■ Short task: State the number of lines in these records that include the word "百万石リゾートレーン", and add nothing to it.

■ Data listing:
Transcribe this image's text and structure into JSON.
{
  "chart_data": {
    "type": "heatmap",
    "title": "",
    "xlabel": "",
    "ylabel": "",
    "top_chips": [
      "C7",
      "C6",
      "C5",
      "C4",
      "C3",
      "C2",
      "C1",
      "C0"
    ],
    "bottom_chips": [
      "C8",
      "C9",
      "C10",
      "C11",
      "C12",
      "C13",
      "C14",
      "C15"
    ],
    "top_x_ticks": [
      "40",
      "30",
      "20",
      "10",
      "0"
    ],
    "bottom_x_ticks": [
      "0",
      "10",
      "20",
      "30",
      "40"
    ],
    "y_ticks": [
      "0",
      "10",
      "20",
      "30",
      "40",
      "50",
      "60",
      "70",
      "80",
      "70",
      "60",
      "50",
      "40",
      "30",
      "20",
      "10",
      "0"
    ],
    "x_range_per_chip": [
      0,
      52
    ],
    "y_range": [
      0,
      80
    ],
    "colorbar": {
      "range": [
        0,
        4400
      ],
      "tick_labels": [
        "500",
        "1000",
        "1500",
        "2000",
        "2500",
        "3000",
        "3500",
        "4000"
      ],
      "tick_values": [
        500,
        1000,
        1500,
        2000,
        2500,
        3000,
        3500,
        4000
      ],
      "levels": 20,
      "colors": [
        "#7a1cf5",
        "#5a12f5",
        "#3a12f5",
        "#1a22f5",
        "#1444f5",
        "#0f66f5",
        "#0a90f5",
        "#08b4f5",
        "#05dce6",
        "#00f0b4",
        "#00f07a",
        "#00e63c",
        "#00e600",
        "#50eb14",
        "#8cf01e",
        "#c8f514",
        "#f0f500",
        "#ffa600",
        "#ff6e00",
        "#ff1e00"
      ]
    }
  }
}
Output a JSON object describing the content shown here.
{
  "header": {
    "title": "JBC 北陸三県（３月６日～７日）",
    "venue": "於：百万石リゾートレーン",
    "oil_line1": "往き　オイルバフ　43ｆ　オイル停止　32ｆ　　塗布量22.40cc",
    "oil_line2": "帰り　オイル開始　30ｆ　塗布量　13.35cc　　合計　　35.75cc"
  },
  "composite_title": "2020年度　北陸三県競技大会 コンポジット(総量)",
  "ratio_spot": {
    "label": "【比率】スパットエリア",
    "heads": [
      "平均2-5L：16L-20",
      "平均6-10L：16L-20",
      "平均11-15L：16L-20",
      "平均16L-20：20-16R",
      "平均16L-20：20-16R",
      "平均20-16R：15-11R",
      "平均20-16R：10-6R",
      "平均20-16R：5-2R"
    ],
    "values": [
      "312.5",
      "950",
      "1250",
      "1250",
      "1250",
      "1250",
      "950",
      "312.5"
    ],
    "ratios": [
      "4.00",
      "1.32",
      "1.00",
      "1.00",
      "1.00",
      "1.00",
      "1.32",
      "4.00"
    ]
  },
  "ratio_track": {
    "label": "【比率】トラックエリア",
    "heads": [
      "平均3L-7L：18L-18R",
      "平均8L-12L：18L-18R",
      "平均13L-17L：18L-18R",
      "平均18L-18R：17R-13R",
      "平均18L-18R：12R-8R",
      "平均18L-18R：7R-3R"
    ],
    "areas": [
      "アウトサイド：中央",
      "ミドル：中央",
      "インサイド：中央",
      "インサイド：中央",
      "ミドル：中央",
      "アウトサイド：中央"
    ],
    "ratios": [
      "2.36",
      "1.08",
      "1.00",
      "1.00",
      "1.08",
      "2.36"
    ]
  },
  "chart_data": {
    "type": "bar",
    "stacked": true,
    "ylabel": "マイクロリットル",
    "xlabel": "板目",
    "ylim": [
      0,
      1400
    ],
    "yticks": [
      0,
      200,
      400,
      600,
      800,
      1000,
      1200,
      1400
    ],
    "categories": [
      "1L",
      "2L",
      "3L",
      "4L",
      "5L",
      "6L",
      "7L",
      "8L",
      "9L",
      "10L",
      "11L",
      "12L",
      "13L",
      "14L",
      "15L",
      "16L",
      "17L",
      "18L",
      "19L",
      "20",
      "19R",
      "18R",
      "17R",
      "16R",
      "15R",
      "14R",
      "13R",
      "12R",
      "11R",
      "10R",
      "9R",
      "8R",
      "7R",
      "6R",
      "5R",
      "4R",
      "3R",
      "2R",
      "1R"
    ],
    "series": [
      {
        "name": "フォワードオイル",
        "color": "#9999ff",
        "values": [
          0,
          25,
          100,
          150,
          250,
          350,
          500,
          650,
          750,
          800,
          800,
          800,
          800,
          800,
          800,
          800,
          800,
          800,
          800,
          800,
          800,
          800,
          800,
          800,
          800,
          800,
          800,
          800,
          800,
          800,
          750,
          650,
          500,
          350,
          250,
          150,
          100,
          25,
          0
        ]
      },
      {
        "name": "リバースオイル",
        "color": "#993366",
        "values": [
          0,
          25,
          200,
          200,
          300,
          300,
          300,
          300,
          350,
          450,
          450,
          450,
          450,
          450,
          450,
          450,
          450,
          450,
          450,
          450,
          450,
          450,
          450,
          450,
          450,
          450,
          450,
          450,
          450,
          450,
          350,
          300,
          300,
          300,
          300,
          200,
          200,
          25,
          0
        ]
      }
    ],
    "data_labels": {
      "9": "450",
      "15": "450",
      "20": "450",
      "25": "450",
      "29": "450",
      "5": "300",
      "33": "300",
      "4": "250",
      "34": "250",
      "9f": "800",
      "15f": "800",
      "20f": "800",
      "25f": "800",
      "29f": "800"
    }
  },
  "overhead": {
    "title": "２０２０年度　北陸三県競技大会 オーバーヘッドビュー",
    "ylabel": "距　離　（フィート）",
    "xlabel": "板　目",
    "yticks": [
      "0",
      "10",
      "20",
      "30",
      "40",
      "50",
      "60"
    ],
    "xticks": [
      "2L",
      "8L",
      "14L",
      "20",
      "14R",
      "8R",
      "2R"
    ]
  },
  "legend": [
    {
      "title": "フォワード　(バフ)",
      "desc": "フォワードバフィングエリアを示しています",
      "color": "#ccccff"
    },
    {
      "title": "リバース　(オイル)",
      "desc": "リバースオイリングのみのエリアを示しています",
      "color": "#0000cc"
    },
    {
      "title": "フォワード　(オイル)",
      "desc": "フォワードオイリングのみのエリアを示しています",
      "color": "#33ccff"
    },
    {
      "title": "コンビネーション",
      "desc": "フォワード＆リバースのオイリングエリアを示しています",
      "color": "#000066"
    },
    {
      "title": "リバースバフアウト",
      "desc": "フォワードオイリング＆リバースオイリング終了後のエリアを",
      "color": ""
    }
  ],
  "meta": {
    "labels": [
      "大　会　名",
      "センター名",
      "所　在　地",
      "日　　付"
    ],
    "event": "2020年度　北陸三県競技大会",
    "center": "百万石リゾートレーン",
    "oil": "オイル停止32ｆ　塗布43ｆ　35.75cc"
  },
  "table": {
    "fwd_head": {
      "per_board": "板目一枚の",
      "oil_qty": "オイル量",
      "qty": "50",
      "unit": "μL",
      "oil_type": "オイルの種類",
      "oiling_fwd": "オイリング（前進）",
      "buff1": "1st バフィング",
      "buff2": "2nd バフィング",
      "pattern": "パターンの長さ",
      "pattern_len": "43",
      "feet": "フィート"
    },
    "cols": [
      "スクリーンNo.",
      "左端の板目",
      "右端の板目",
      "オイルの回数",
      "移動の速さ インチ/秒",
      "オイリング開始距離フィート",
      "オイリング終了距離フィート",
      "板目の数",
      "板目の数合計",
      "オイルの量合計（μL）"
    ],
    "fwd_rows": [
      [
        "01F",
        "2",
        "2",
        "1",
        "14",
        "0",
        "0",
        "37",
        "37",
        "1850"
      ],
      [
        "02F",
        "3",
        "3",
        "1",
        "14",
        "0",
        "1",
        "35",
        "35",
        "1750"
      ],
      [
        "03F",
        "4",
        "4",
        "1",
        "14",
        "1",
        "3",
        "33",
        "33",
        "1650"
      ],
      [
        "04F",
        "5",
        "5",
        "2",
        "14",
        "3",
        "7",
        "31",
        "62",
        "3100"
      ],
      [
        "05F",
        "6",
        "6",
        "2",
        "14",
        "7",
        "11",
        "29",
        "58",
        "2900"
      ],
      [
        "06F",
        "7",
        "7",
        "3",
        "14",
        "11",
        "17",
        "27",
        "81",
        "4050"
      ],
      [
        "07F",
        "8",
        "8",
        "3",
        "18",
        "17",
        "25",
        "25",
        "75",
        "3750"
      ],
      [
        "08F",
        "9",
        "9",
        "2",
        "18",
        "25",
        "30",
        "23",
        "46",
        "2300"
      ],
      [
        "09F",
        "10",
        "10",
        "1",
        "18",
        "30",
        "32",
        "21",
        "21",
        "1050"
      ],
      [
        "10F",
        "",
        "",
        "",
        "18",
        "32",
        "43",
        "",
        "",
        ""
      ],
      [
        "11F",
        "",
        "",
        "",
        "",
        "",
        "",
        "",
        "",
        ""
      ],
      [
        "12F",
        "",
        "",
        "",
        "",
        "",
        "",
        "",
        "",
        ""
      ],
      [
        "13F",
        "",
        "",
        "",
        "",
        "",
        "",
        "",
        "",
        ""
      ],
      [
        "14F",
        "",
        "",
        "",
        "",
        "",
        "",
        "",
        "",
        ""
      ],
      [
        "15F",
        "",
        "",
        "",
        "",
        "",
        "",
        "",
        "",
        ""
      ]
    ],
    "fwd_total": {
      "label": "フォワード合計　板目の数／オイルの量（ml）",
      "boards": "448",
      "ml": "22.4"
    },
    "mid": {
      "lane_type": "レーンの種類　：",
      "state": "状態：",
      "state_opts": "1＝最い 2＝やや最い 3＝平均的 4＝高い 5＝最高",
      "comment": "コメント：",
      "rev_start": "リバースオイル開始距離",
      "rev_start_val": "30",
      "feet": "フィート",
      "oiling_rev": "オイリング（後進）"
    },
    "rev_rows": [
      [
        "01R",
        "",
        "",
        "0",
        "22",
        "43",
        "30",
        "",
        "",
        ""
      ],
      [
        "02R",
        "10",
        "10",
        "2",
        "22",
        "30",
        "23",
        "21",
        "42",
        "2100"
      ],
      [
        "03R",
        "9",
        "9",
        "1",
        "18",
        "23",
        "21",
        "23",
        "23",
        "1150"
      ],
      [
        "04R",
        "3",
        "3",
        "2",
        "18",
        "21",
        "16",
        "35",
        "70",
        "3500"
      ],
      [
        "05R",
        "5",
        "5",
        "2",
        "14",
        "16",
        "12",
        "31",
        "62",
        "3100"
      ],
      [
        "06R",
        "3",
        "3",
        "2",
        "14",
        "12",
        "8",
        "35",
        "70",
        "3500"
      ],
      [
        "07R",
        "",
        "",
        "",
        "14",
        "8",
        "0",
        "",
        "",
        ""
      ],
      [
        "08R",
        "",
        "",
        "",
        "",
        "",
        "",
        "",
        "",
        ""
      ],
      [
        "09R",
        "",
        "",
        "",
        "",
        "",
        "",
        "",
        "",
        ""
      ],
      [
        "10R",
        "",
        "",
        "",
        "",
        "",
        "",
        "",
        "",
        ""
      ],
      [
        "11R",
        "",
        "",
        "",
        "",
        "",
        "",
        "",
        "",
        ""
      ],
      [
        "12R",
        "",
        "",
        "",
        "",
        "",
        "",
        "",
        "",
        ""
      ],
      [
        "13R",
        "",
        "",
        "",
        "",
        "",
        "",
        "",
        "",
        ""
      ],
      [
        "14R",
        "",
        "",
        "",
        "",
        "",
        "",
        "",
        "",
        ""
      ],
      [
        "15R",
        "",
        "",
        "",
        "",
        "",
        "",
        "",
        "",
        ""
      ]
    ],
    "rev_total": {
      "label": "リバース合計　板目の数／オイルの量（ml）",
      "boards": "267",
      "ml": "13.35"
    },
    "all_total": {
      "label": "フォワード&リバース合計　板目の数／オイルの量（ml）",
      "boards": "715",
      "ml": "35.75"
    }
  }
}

■ Correct output: 2